# [WHAT YOU SHOULD DO]
Where the data below has the string "name", return the whole line.

BEGIN RECORDS PROVIDED

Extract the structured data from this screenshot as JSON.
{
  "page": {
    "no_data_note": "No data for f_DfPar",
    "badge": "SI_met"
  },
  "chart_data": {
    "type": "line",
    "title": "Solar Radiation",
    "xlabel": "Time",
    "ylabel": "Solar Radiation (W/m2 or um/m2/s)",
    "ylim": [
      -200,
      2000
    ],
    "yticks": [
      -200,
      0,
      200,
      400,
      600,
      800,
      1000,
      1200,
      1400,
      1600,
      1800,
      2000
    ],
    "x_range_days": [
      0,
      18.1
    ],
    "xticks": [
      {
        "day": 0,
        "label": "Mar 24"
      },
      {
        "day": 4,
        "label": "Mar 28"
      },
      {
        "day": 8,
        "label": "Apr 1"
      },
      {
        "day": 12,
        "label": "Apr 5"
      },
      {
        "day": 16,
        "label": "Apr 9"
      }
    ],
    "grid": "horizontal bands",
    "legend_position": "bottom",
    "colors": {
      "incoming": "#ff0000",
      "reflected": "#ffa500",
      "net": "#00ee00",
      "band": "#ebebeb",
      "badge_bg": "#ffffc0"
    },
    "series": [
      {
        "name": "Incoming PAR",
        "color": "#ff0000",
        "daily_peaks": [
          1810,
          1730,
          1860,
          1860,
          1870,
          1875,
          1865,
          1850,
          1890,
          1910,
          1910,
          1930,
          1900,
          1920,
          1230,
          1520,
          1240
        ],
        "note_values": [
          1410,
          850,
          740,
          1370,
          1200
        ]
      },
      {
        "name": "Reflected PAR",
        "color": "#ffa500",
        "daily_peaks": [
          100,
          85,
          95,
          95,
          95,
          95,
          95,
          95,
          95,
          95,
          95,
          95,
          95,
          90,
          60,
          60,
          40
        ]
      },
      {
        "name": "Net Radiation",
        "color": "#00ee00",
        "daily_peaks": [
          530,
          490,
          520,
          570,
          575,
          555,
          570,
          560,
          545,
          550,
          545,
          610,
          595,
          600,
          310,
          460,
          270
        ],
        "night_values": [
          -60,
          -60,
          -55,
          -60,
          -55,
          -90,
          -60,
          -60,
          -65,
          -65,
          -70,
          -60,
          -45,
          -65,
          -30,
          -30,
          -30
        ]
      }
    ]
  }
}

END RECORDS PROVIDED

# [SOLVED EXERCISE]
        "name": "Incoming PAR",
        "name": "Reflected PAR",
        "name": "Net Radiation",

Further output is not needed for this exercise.